■ Goal of the exercise
Present each line of the entries below that holds the word "中共北京市委".
<<<<
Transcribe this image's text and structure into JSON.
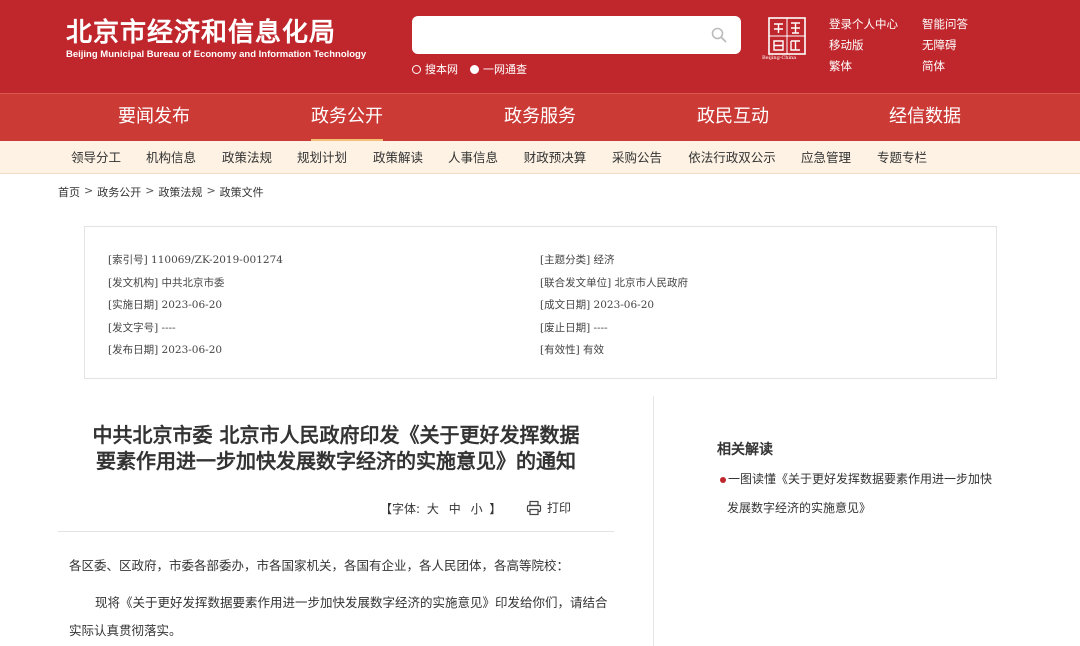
{
  "header": {
    "logo_cn": "北京市经济和信息化局",
    "logo_en": "Beijing Municipal Bureau of Economy and Information Technology",
    "search_placeholder": "",
    "scope_options": [
      "搜本网",
      "一网通查"
    ],
    "emblem_text": "Beijing·China",
    "links_col1": [
      "登录个人中心",
      "移动版",
      "繁体"
    ],
    "links_col2": [
      "智能问答",
      "无障碍",
      "简体"
    ]
  },
  "mainnav": [
    "要闻发布",
    "政务公开",
    "政务服务",
    "政民互动",
    "经信数据"
  ],
  "mainnav_active": "政务公开",
  "subnav": [
    "领导分工",
    "机构信息",
    "政策法规",
    "规划计划",
    "政策解读",
    "人事信息",
    "财政预决算",
    "采购公告",
    "依法行政双公示",
    "应急管理",
    "专题专栏"
  ],
  "breadcrumb": [
    "首页",
    "政务公开",
    "政策法规",
    "政策文件"
  ],
  "info": {
    "left": [
      "[索引号] 110069/ZK-2019-001274",
      "[发文机构] 中共北京市委",
      "[实施日期] 2023-06-20",
      "[发文字号] ----",
      "[发布日期] 2023-06-20"
    ],
    "right": [
      "[主题分类] 经济",
      "[联合发文单位] 北京市人民政府",
      "[成文日期] 2023-06-20",
      "[废止日期] ----",
      "[有效性] 有效"
    ]
  },
  "article": {
    "title_line1": "中共北京市委 北京市人民政府印发《关于更好发挥数据",
    "title_line2": "要素作用进一步加快发展数字经济的实施意见》的通知",
    "font_label_open": "【字体:",
    "font_sizes": [
      "大",
      "中",
      "小"
    ],
    "font_label_close": "】",
    "print_label": "打印",
    "para1": "各区委、区政府，市委各部委办，市各国家机关，各国有企业，各人民团体，各高等院校：",
    "para2": "现将《关于更好发挥数据要素作用进一步加快发展数字经济的实施意见》印发给你们，请结合实际认真贯彻落实。"
  },
  "sidebar": {
    "title": "相关解读",
    "link_line1": "一图读懂《关于更好发挥数据要素作用进一步加快",
    "link_line2": "发展数字经济的实施意见》"
  },
  "colors": {
    "brand_red": "#c0272d",
    "nav_red": "#cc3a36",
    "subnav_bg": "#fdf2e3",
    "active_underline": "#f4c178"
  }
}
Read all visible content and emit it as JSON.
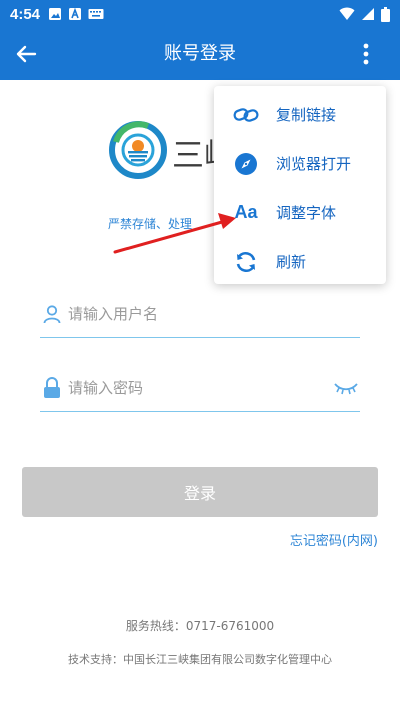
{
  "status_bar": {
    "time": "4:54",
    "icons": [
      "image-icon",
      "a-icon",
      "keyboard-icon",
      "wifi-icon",
      "signal-icon",
      "battery-icon"
    ]
  },
  "app_bar": {
    "title": "账号登录",
    "back_icon": "back-arrow-icon",
    "more_icon": "more-vert-icon"
  },
  "brand": {
    "name": "三峡",
    "subtitle": "严禁存储、处理"
  },
  "form": {
    "username_placeholder": "请输入用户名",
    "password_placeholder": "请输入密码",
    "login_label": "登录",
    "forgot_label": "忘记密码(内网)"
  },
  "footer": {
    "hotline": "服务热线：0717-6761000",
    "support": "技术支持：中国长江三峡集团有限公司数字化管理中心"
  },
  "menu": {
    "items": [
      {
        "label": "复制链接",
        "icon": "link-icon"
      },
      {
        "label": "浏览器打开",
        "icon": "compass-icon"
      },
      {
        "label": "调整字体",
        "icon": "font-size-icon",
        "glyph": "Aa"
      },
      {
        "label": "刷新",
        "icon": "refresh-icon"
      }
    ]
  },
  "colors": {
    "primary": "#1976d2",
    "accent_text": "#2f86d6",
    "annotation": "#e02020",
    "button_disabled": "#c8c8c8"
  }
}
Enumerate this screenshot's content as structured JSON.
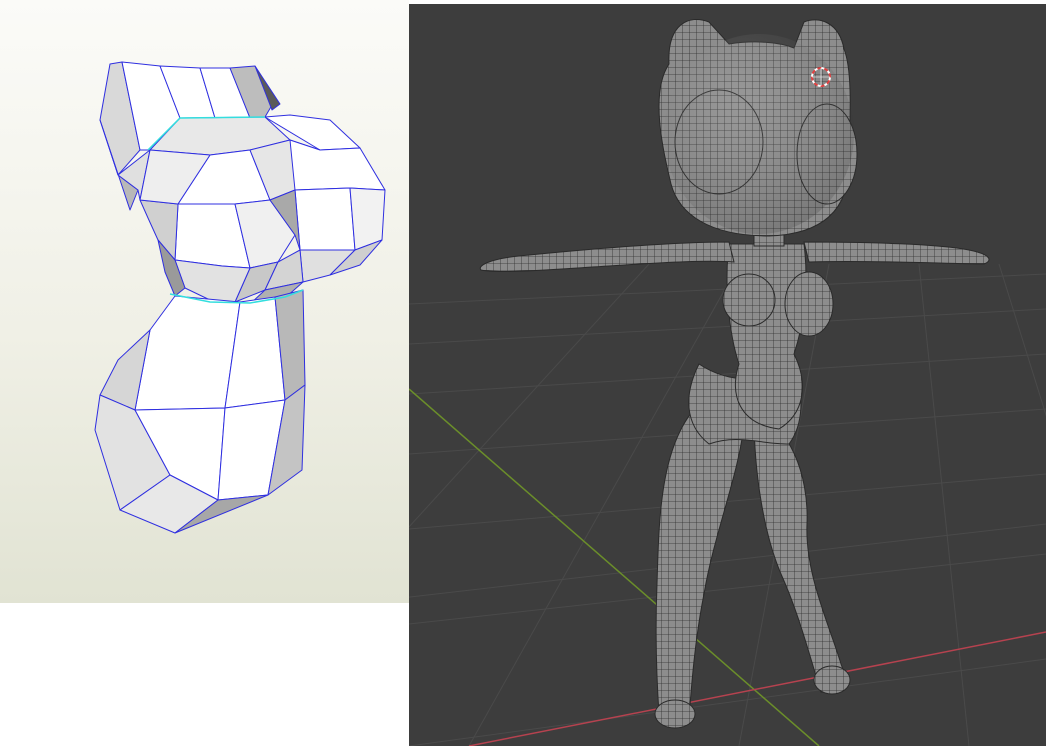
{
  "left_view": {
    "background_top": "#fbfbf8",
    "background_bottom": "#e1e3d3",
    "edge_color": "#2f2fe0",
    "seam_color": "#33dede",
    "face_light": "#ffffff",
    "face_shade": "#cfcfcf",
    "face_dark": "#9c9c9c"
  },
  "viewport": {
    "background": "#3d3d3d",
    "grid_color": "#4a4a4a",
    "x_axis_color": "#b6424f",
    "y_axis_color": "#6b8e2a",
    "mesh_fill": "#8b8b8b",
    "wire_color": "#2a2a2a",
    "cursor_color": "#e04040",
    "cursor_inner": "#ffffff"
  }
}
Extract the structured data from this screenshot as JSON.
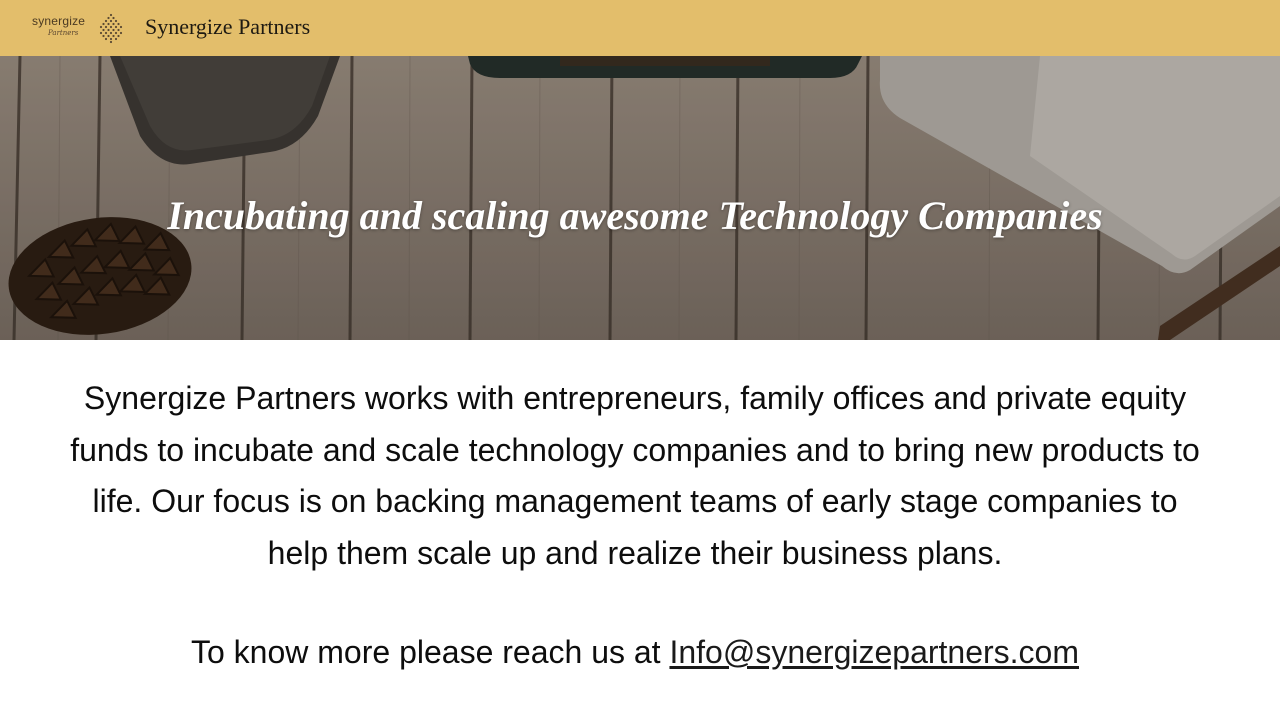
{
  "header": {
    "logo_word": "synergize",
    "logo_sub": "Partners",
    "site_name": "Synergize Partners",
    "bg_color": "#e3be6b"
  },
  "hero": {
    "title": "Incubating and scaling awesome Technology Companies"
  },
  "main": {
    "intro": "Synergize Partners works with entrepreneurs, family offices and private equity funds to incubate and scale technology companies and to bring new products to life. Our focus is on backing management teams of early stage companies to help them scale up and realize their business plans.",
    "contact_prefix": "To know more please reach us at ",
    "contact_email": "Info@synergizepartners.com"
  },
  "icons": {
    "logo_mark": "pine-cone-icon"
  }
}
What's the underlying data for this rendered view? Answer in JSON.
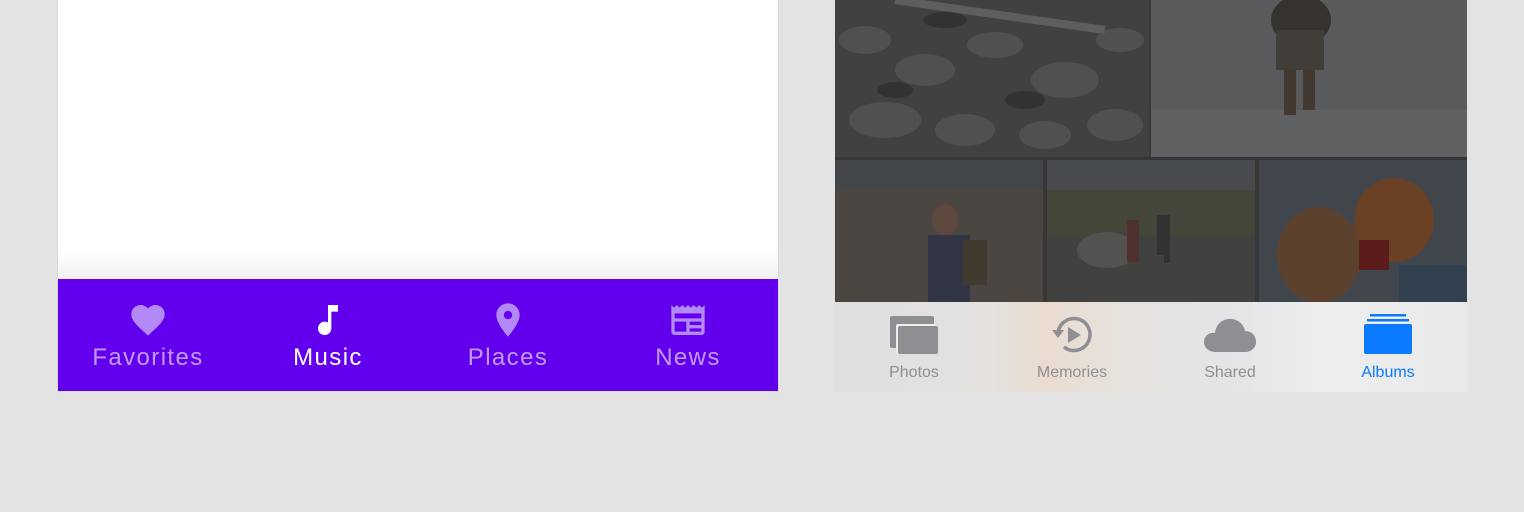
{
  "colors": {
    "android_nav_bg": "#6200ee",
    "android_active": "#ffffff",
    "android_inactive": "#b388f7",
    "ios_active": "#0a7aff",
    "ios_inactive": "#8e8e93"
  },
  "android": {
    "nav": [
      {
        "label": "Favorites",
        "icon": "heart-icon",
        "active": false
      },
      {
        "label": "Music",
        "icon": "music-note-icon",
        "active": true
      },
      {
        "label": "Places",
        "icon": "map-pin-icon",
        "active": false
      },
      {
        "label": "News",
        "icon": "newspaper-icon",
        "active": false
      }
    ]
  },
  "ios": {
    "tabs": [
      {
        "label": "Photos",
        "icon": "photos-stack-icon",
        "active": false
      },
      {
        "label": "Memories",
        "icon": "memories-replay-icon",
        "active": false
      },
      {
        "label": "Shared",
        "icon": "cloud-icon",
        "active": false
      },
      {
        "label": "Albums",
        "icon": "albums-folder-icon",
        "active": true
      }
    ]
  }
}
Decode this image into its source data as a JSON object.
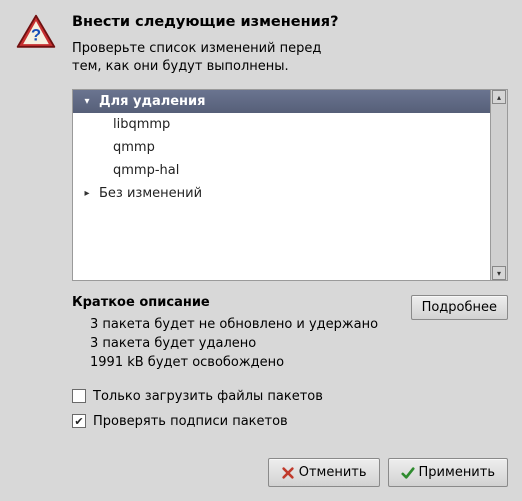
{
  "header": {
    "title": "Внести следующие изменения?",
    "subtitle_l1": "Проверьте список изменений перед",
    "subtitle_l2": "тем, как они будут выполнены."
  },
  "tree": {
    "group_remove": "Для удаления",
    "items": [
      "libqmmp",
      "qmmp",
      "qmmp-hal"
    ],
    "group_unchanged": "Без изменений"
  },
  "summary": {
    "title": "Краткое описание",
    "line1": "3 пакета будет не обновлено и удержано",
    "line2": "3 пакета будет удалено",
    "line3": "1991 kB будет освобождено"
  },
  "details_button": "Подробнее",
  "options": {
    "download_only": "Только загрузить файлы пакетов",
    "verify_sigs": "Проверять подписи пакетов"
  },
  "buttons": {
    "cancel": "Отменить",
    "apply": "Применить"
  }
}
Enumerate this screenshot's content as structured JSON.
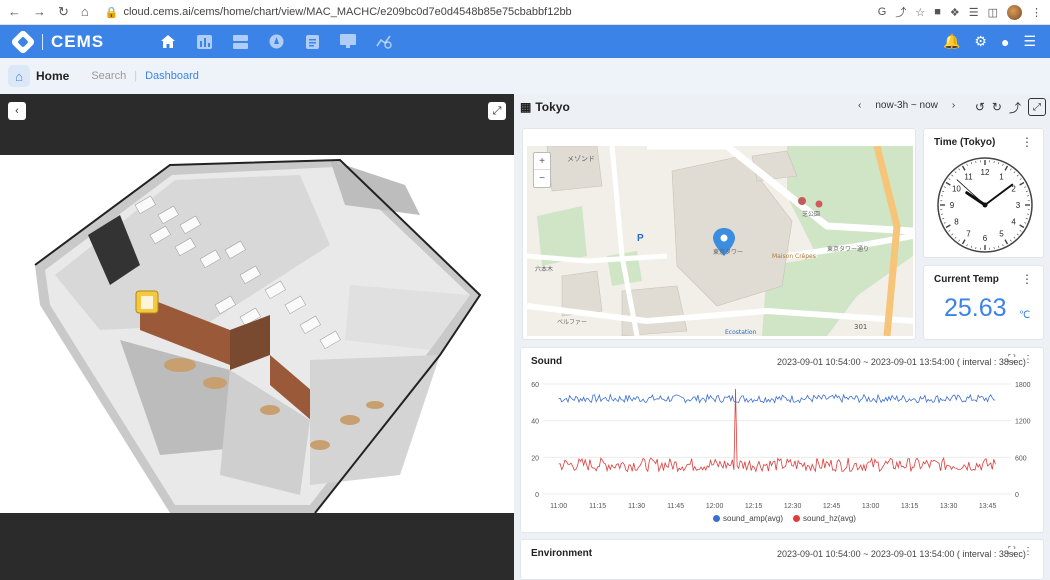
{
  "browser": {
    "url": "cloud.cems.ai/cems/home/chart/view/MAC_MACHC/e209bc0d7e0d4548b85e75cbabbf12bb"
  },
  "app": {
    "brand": "CEMS"
  },
  "breadcrumb": {
    "home": "Home",
    "search": "Search",
    "dashboard": "Dashboard"
  },
  "dashboard": {
    "title": "Tokyo",
    "range": "now-3h ~ now"
  },
  "map": {
    "labels": [
      "メゾンド",
      "東京タワー",
      "芝公園",
      "Maison Crêpes",
      "東京タワー通り",
      "Ecostation",
      "301",
      "ベルファー",
      "六本木"
    ]
  },
  "clock_card": {
    "title": "Time (Tokyo)",
    "numbers": [
      "12",
      "1",
      "2",
      "3",
      "4",
      "5",
      "6",
      "7",
      "8",
      "9",
      "10",
      "11"
    ],
    "hour": 10,
    "minute": 8,
    "second": 52
  },
  "temp_card": {
    "title": "Current Temp",
    "value": "25.63",
    "unit": "℃"
  },
  "sound_card": {
    "title": "Sound",
    "range": "2023-09-01 10:54:00 ~ 2023-09-01 13:54:00 ( interval : 38sec)"
  },
  "env_card": {
    "title": "Environment",
    "range": "2023-09-01 10:54:00 ~ 2023-09-01 13:54:00 ( interval : 38sec)"
  },
  "chart_data": {
    "type": "line",
    "x_ticks": [
      "11:00",
      "11:15",
      "11:30",
      "11:45",
      "12:00",
      "12:15",
      "12:30",
      "12:45",
      "13:00",
      "13:15",
      "13:30",
      "13:45"
    ],
    "y_left": {
      "ticks": [
        0,
        20,
        40,
        60
      ],
      "lim": [
        0,
        60
      ]
    },
    "y_right": {
      "ticks": [
        0,
        600,
        1200,
        1800
      ],
      "lim": [
        0,
        1800
      ]
    },
    "series": [
      {
        "name": "sound_amp(avg)",
        "color": "#3b6fd4",
        "axis": "left",
        "mean": 52,
        "jitter": 2.2,
        "spikes": []
      },
      {
        "name": "sound_hz(avg)",
        "color": "#e03c3c",
        "axis": "right",
        "mean": 480,
        "jitter": 110,
        "spikes": [
          {
            "t": "12:08",
            "value": 1720
          },
          {
            "t": "13:52",
            "value": 620
          }
        ]
      }
    ]
  }
}
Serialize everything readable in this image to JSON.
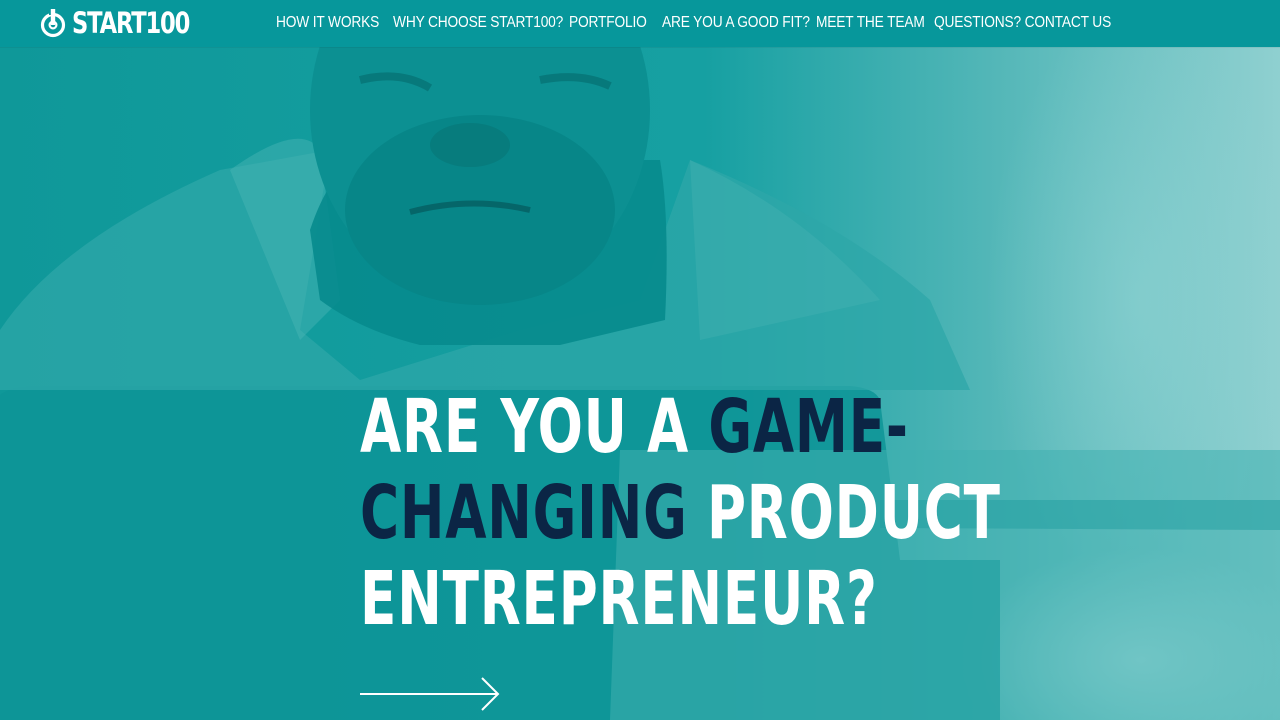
{
  "brand": {
    "name": "START100"
  },
  "nav": {
    "items": [
      "HOW IT WORKS",
      "WHY CHOOSE START100?",
      "PORTFOLIO",
      "ARE YOU A GOOD FIT?",
      "MEET THE TEAM",
      "QUESTIONS? CONTACT US"
    ]
  },
  "hero": {
    "line1_white": "ARE YOU A ",
    "line1_dark": "GAME-",
    "line2_dark": "CHANGING",
    "line2_white": " PRODUCT",
    "line3_white": "ENTREPRENEUR?"
  },
  "colors": {
    "nav_bg": "#07979b",
    "hero_tint": "#109a9c",
    "accent_dark": "#0b2545",
    "text": "#ffffff"
  },
  "icons": {
    "logo": "power-icon",
    "cta": "arrow-right-icon"
  }
}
>>>>
■ Solution below
      "[发文机构] 中共北京市委",
    "title_line1": "中共北京市委 北京市人民政府印发《关于更好发挥数据",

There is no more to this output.